→ Set problem
Below are entries. Pull out all lines containing "view".

→ Dataset records

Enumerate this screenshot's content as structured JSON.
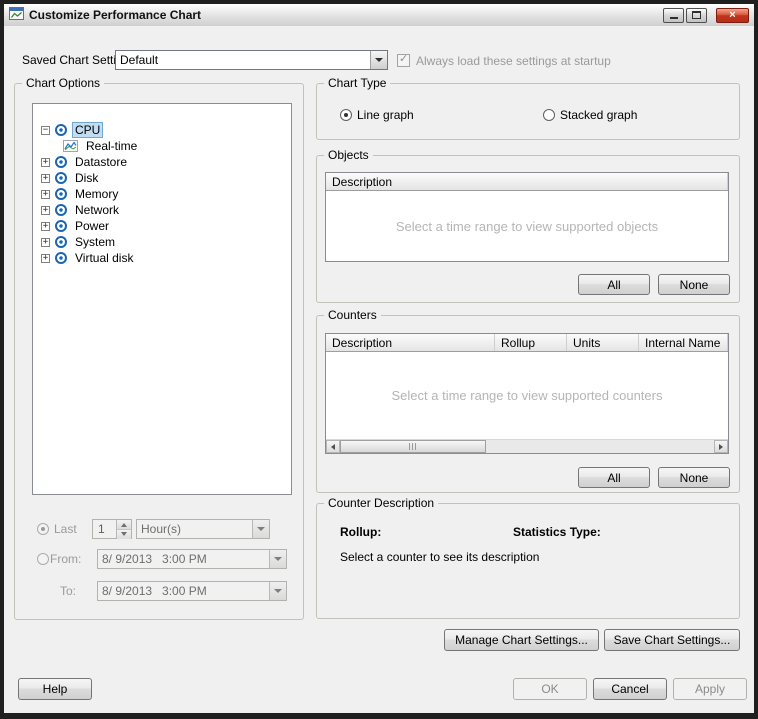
{
  "window": {
    "title": "Customize Performance Chart"
  },
  "icons": {
    "close": "×",
    "check": "✓",
    "collapse": "−",
    "expand": "+"
  },
  "settings_bar": {
    "label": "Saved Chart Settings:",
    "combo_value": "Default",
    "checkbox_label": "Always load these settings at startup"
  },
  "chart_options": {
    "title": "Chart Options",
    "tree": [
      "CPU",
      "Real-time",
      "Datastore",
      "Disk",
      "Memory",
      "Network",
      "Power",
      "System",
      "Virtual disk"
    ],
    "last_label": "Last",
    "last_value": "1",
    "last_unit": "Hour(s)",
    "from_label": "From:",
    "from_value": "8/ 9/2013   3:00 PM",
    "to_label": "To:",
    "to_value": "8/ 9/2013   3:00 PM"
  },
  "chart_type": {
    "title": "Chart Type",
    "line_label": "Line graph",
    "stacked_label": "Stacked graph"
  },
  "objects": {
    "title": "Objects",
    "column": "Description",
    "placeholder": "Select a time range to view supported objects",
    "all_label": "All",
    "none_label": "None"
  },
  "counters": {
    "title": "Counters",
    "columns": [
      "Description",
      "Rollup",
      "Units",
      "Internal Name"
    ],
    "placeholder": "Select a time range to view supported counters",
    "all_label": "All",
    "none_label": "None"
  },
  "counter_description": {
    "title": "Counter Description",
    "rollup_label": "Rollup:",
    "statistics_label": "Statistics Type:",
    "placeholder": "Select a counter to see its description"
  },
  "actions": {
    "manage": "Manage Chart Settings...",
    "save": "Save Chart Settings...",
    "help": "Help",
    "ok": "OK",
    "cancel": "Cancel",
    "apply": "Apply"
  }
}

→ Result for this exercise
    "placeholder": "Select a time range to view supported objects",
    "placeholder": "Select a time range to view supported counters",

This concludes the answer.